● **TEXT**
------------------------------------
The theory and substance of the paper is strong, and worth the status of the conference.

The study also provides a method to determine the optimal number of LM calls that maximizes system performance, based on a small number of samples, and develops an analytical scaling model for both systems. Experiments confirm that the scaling model can accurately predict the performance of Vote and Filter-Vote systems, identifying the optimal number of LM calls.

缺点

One weakness is in the insistence on using multiple choice benchmarks, while not being more expansive about using more benchmarks (for example, there are many common sense benchmarks that are also multiple choice). Another weakness is that I still don't quite buy the way in which difficulty was determined experimentally. However, the question itself is a provocative one, and I'm not sure that any answer is really perfect. The paper does a good job at starting the conversation and showing one way in which all of this can be formalized.

问题

Are there methods beyond Vote and Vote-Filter that can be applied here? And can this approach generalize if difficulties are probabilistic to begin with?

局限性

The paper focuses on analyzing and experimenting with the scaling behaviors of two specific instances of compound AI systems, though there are many other types. The experiments are conducted on relatively objective language tasks for ease of evaluation. It remains an open question how performance scales on more subjective tasks, such as generating poems and writing essays. Another open problem is how to predict the difficulty of queries without actually querying the language models.

作者回复

2024-08-07

We thank the reviewer for the helpful feedback and support of our paper! We have addressed the questions as follows.

Are there methods beyond Vote and Vote-Filter that can be applied here? Can this approach generalize if difficulties are probabilistic to begin with?: Thanks for bringing up this point. We indeed believe that our methods can apply beyond just Vote and Vote-Filter. We chose to focus on those two systems because … [paste] … We have in mind to do some followup work on more complex systems. One example is Ranking-Vote: Each LLM call provides a ranking of possible answers, and then we perform ranking aggregation (e.g., Borda count) to produce a final answer. Here it’s indeed important to consider probabilistic query difficulty. The effect will be significant because while in Vote and Vote-Filter we have a law of large numbers that governs the resulting prediction (polarizing the difficulty to a binary easy or had), in more complex models, we expect that the full distribution of query difficulty over a dataset will impact model performance.
------------------------------------
● **SOURCE DATA**
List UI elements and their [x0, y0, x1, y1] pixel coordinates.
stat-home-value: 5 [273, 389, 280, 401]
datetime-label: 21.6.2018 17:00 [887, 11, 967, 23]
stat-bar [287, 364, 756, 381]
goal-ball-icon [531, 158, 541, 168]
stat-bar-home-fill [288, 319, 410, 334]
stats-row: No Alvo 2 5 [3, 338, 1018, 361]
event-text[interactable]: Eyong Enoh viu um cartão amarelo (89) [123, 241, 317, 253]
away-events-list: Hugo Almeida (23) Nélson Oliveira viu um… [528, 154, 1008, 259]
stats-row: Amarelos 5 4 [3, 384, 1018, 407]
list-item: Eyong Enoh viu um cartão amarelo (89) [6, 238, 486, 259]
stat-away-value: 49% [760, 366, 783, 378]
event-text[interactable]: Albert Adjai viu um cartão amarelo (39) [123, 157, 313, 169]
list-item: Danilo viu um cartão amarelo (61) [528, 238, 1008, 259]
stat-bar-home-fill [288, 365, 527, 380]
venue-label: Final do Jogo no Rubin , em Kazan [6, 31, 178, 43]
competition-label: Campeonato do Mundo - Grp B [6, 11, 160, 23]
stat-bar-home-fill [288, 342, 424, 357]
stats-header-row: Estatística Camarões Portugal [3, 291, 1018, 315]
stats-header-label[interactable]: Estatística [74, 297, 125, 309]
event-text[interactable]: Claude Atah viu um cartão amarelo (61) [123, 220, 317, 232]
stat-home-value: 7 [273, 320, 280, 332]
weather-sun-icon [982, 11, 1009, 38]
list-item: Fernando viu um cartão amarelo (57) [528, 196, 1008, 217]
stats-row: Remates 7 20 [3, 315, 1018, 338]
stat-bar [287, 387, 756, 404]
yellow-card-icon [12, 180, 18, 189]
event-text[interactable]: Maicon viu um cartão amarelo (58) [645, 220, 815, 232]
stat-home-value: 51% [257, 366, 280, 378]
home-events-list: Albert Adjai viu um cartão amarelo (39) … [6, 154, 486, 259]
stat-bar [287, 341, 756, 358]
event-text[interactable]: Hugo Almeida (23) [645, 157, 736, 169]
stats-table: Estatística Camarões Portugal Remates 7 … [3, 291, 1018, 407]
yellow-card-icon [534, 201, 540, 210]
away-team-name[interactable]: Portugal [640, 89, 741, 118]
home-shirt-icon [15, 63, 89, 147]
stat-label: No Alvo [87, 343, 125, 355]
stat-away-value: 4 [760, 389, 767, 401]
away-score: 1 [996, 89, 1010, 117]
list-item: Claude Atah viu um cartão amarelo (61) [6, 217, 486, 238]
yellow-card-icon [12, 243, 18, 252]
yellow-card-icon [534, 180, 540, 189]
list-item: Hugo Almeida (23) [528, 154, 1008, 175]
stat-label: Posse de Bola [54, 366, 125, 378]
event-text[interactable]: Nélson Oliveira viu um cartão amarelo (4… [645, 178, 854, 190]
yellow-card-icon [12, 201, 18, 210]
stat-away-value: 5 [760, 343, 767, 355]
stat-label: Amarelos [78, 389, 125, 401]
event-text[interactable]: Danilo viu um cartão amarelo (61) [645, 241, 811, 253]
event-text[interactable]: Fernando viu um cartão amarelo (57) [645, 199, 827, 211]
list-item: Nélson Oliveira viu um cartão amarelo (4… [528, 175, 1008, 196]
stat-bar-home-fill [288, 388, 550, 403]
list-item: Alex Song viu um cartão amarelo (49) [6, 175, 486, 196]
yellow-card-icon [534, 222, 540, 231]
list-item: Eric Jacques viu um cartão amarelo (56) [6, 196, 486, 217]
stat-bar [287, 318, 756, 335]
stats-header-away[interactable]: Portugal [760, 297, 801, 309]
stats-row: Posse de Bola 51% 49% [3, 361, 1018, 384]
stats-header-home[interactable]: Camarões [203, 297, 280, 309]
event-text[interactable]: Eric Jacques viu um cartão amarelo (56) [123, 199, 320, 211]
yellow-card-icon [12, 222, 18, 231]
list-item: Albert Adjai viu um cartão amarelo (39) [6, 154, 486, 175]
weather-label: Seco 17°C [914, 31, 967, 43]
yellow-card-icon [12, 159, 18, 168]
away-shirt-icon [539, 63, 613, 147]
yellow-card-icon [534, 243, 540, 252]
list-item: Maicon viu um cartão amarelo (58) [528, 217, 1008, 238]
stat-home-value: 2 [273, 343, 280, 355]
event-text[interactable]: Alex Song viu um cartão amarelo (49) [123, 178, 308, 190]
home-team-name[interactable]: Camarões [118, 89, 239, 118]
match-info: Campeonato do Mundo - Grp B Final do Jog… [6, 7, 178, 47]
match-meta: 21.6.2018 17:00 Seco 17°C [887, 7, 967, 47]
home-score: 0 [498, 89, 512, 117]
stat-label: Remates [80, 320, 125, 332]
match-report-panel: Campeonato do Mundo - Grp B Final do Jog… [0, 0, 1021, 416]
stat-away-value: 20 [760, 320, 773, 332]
------------------------------------
● **WORK INSTRUCTION**
Write the next part of the review exchange on scaling in compound AI systems, picking up after its last sentence.

● **EXERCISE RESULT**
Can this approach generalize if difficulties are probabilistic to begin with?: Yes. For example, one might take a Bayesian view: difficulties can be initially quantified as a prior distribution, and invoking more LLM calls offers a more accurate estimation of the posterior.

作者回复

2024-08-07

We thank all reviewers for their feedback! Please find our answers and clarifications in the individual responses.

最终决定Accept (poster)

2024-09-25

Increasingly, systems designed to perform natural language tasks aggregate outputs from multiple calls to LLMs. This work asks an incisive question about such approaches: What is the relationship between the number of LM calls and systems performance? Intriguingly, in the straightforward case of multiple choice QA, this relationship is non-monotonic. In addition to this empirical finding, the authors provide a formalism to analyze LLM calls and offer a heuristic for the optimal number of calls to make for a task (estimated on the basis of a small number of queries).

The biggest weakness of the work is that the empirical evaluation is somewhat limited here, as it is restricted to multiple choice QA datasets. Nonetheless, there was a consensus amongst reviewers that the question being raised and the initial empirical evaluation (as well as formalism) on offer is likely of broad interest to the community, and may provoke discussion and follow-up work.